• **Text excerpt**
The #WorthASecondChance campaign was launched in 2018 with the aim of building a groundswell of community support for a fairer youth justice system in Victoria. Also in 2018, Jesuit Social Services launched the Victoria Police Diversity Recruitment Program. The program seeks to increase the number of African-Australians from refugee and other backgrounds in Victoria Police and supports African-Australians to overcome the barriers they have encountered in successfully navigating the police recruitment process. The organisation also launched the Grandmothers Justice Program in Central Australia, working in remote communities along the Plenty Highway to support the mothers and grandmothers whose young people are engaged in the youth justice system.

In 2018, Jesuit Social Services established the Ecological Justice Hub, in Brunswick. The Hub is a permaculture garden dedicated to social and environmental justice, and runs a range of workshops and training programs to help community members learn new skills and lead more sustainable lives.

Major Projects Jobs Service was established in May 2019. The program assists young people aged between 17 and 30 years looking for work in the construction industry with the training and mentoring they need to succeed in the workplace. Through the program, Jesuit Social Services assists employers to access a pool of potential job ready and culturally diverse employees.

Building on its 2017 tour of parts of Europe and the US, senior leaders at Jesuit Social Services embarked on a study trip to New Zealand in early 2019. Around 2019 Jesuit Social Service also initiated two pilot programs, RESTORE (developed in partnership with Melbourne Children's Court) and Breaking the Cycle. Both programs are based on restorative justice principles of holding young people accountable for their actions while keeping them and their families safe.

In 2020, the Maribyrnong Community Residential Facility Transitional Support program was established to provide housing and support to people leaving custody.

In 2021, Jesuit Social Services launched the Centre for Just Places, which supports resilient, inclusive and regenerative communities through research, action and advocacy for place-based solutions to social and ecological justice problems. The same year, the organisation also established the Ignatius Learning Centre, a small specialist secondary school located in Richmond, for young people in contact with the justice system.

• **Work instruction A**
In the passage about Jesuit Social Services, what age range does the Major Projects Jobs Service serve?
• **Work instruction B**
Extend the passage about Jesuit Social Services beyond its final sentence.
The entries have no connection to the passage about Jesuit Social Services.

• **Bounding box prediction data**
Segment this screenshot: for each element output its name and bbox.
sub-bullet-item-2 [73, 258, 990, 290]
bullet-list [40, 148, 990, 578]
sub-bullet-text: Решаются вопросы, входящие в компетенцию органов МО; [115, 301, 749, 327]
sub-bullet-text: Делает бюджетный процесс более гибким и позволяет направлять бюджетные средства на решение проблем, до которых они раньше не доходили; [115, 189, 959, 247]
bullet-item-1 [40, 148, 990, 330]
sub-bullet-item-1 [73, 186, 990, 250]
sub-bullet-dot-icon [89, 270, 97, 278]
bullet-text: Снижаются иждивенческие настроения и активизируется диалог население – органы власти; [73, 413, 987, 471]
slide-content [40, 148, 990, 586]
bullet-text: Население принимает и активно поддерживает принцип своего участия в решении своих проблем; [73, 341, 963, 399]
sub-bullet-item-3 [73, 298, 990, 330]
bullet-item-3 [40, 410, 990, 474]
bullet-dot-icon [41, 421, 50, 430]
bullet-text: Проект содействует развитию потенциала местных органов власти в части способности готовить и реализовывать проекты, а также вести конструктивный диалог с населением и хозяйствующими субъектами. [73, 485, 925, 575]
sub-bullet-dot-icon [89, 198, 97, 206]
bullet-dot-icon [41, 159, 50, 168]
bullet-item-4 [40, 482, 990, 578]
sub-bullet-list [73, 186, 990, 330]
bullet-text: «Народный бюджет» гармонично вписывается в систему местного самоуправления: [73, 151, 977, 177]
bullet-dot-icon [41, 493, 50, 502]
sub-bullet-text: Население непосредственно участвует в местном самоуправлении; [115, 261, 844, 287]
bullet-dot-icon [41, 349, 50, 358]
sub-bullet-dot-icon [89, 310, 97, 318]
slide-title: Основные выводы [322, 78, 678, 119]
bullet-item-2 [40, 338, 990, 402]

• **Exercise output A**
Young people aged between 17 and 30 years.

• **Exercise output B**
Also in 2021, Jesuit Social Services and the Northern Australian Aboriginal Justice Agency (NAAJA) hosted the 5th National Justice Symposium, and the third Northern Territory Climate Justice Forum.

== Research and advocacy ==
Jesuit Social Services conducts research and advocacy on issues such as young people and adults in the justice system, education, training and employment pathways, housing, people with complex needs, people seeking asylum, entrenched disadvantage, mental health and wellbeing, family violence, ecological justice and gender justice.

In the financial year 2020-2021 the organisation made 31 submissions to State, Territory and Commonwealth Government and Parliamentary Inquiries, Reviews and Royal Commissions.

For 20 years, Jesuit Social Services has led research on locational disadvantage. The organisation has published a number of research reports on the topic, including Unequal in Life (1999), Unequal in Health (2001), Community Adversity and Resilience (2004), Dropping Off the Edge (2007), Moving From the Edge (2010), Dropping Off the Edge (2015), and Dropping Off the Edge (2021). Before 2021, the reports were led by the late Professor Tony Vinson. Earlier reports examined disadvantage in Victoria and New South Wales. Later, the reports expanded to examine disadvantage in every state and territory. The research is used by federal, state and local governments and communities to inform decision-making and tailor program delivery.

Jesuit Social Services also produced the Man Box research (The Man Box, and Unpacking the Man Box), the first comprehensive study that focuses on the attitudes to manhood and behaviours of young Australian men aged 18 to 30.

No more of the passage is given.